** Written problem **
The listing below should be copied in full, word for word.

** Record set **
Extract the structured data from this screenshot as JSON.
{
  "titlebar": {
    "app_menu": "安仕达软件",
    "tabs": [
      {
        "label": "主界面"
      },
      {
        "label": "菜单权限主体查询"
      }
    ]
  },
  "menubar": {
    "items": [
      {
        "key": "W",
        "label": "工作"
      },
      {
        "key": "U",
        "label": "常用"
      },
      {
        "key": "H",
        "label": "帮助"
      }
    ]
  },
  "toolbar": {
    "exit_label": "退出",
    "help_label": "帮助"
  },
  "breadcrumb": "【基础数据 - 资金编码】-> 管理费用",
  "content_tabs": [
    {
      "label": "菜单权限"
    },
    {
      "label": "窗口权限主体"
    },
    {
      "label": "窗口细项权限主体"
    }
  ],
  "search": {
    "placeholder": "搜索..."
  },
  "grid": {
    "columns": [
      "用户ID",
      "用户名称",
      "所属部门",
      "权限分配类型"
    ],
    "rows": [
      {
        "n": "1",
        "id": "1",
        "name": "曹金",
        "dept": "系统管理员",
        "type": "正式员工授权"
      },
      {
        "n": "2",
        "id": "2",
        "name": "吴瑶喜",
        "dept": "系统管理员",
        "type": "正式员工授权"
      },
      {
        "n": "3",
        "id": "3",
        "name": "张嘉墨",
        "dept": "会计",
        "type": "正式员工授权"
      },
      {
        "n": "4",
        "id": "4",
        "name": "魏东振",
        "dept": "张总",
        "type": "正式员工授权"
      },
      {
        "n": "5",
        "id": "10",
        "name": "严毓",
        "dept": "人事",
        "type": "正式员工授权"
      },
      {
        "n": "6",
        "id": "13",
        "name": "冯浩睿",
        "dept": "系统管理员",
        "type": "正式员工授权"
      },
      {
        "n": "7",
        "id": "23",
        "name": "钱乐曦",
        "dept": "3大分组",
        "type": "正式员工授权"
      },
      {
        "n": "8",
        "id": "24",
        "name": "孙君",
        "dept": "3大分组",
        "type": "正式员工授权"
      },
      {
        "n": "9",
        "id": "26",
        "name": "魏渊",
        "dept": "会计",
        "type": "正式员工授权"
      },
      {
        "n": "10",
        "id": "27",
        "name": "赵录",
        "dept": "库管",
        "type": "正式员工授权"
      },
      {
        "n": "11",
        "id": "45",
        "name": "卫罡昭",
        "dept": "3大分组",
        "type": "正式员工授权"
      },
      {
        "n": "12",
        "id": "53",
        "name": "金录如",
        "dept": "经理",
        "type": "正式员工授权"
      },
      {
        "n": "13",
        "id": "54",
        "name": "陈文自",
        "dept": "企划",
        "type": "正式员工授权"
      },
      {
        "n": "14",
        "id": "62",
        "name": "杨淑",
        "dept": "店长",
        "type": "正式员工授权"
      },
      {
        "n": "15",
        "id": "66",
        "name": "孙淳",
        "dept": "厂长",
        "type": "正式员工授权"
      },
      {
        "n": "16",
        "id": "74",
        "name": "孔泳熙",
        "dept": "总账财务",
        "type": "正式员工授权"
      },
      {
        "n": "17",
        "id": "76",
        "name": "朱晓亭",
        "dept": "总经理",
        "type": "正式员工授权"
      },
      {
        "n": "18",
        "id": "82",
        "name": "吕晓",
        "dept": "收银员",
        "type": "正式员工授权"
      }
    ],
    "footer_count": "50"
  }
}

** The response **
Extract the structured data from this screenshot as JSON.
{
  "titlebar": {
    "app_menu": "安仕达软件",
    "tabs": [
      {
        "label": "主界面"
      },
      {
        "label": "菜单权限主体查询"
      }
    ]
  },
  "menubar": {
    "items": [
      {
        "key": "W",
        "label": "工作"
      },
      {
        "key": "U",
        "label": "常用"
      },
      {
        "key": "H",
        "label": "帮助"
      }
    ]
  },
  "toolbar": {
    "exit_label": "退出",
    "help_label": "帮助"
  },
  "breadcrumb": "【基础数据 - 资金编码】-> 管理费用",
  "content_tabs": [
    {
      "label": "菜单权限"
    },
    {
      "label": "窗口权限主体"
    },
    {
      "label": "窗口细项权限主体"
    }
  ],
  "search": {
    "placeholder": "搜索..."
  },
  "grid": {
    "columns": [
      "用户ID",
      "用户名称",
      "所属部门",
      "权限分配类型"
    ],
    "rows": [
      {
        "n": "1",
        "id": "1",
        "name": "曹金",
        "dept": "系统管理员",
        "type": "正式员工授权"
      },
      {
        "n": "2",
        "id": "2",
        "name": "吴瑶喜",
        "dept": "系统管理员",
        "type": "正式员工授权"
      },
      {
        "n": "3",
        "id": "3",
        "name": "张嘉墨",
        "dept": "会计",
        "type": "正式员工授权"
      },
      {
        "n": "4",
        "id": "4",
        "name": "魏东振",
        "dept": "张总",
        "type": "正式员工授权"
      },
      {
        "n": "5",
        "id": "10",
        "name": "严毓",
        "dept": "人事",
        "type": "正式员工授权"
      },
      {
        "n": "6",
        "id": "13",
        "name": "冯浩睿",
        "dept": "系统管理员",
        "type": "正式员工授权"
      },
      {
        "n": "7",
        "id": "23",
        "name": "钱乐曦",
        "dept": "3大分组",
        "type": "正式员工授权"
      },
      {
        "n": "8",
        "id": "24",
        "name": "孙君",
        "dept": "3大分组",
        "type": "正式员工授权"
      },
      {
        "n": "9",
        "id": "26",
        "name": "魏渊",
        "dept": "会计",
        "type": "正式员工授权"
      },
      {
        "n": "10",
        "id": "27",
        "name": "赵录",
        "dept": "库管",
        "type": "正式员工授权"
      },
      {
        "n": "11",
        "id": "45",
        "name": "卫罡昭",
        "dept": "3大分组",
        "type": "正式员工授权"
      },
      {
        "n": "12",
        "id": "53",
        "name": "金录如",
        "dept": "经理",
        "type": "正式员工授权"
      },
      {
        "n": "13",
        "id": "54",
        "name": "陈文自",
        "dept": "企划",
        "type": "正式员工授权"
      },
      {
        "n": "14",
        "id": "62",
        "name": "杨淑",
        "dept": "店长",
        "type": "正式员工授权"
      },
      {
        "n": "15",
        "id": "66",
        "name": "孙淳",
        "dept": "厂长",
        "type": "正式员工授权"
      },
      {
        "n": "16",
        "id": "74",
        "name": "孔泳熙",
        "dept": "总账财务",
        "type": "正式员工授权"
      },
      {
        "n": "17",
        "id": "76",
        "name": "朱晓亭",
        "dept": "总经理",
        "type": "正式员工授权"
      },
      {
        "n": "18",
        "id": "82",
        "name": "吕晓",
        "dept": "收银员",
        "type": "正式员工授权"
      }
    ],
    "footer_count": "50"
  }
}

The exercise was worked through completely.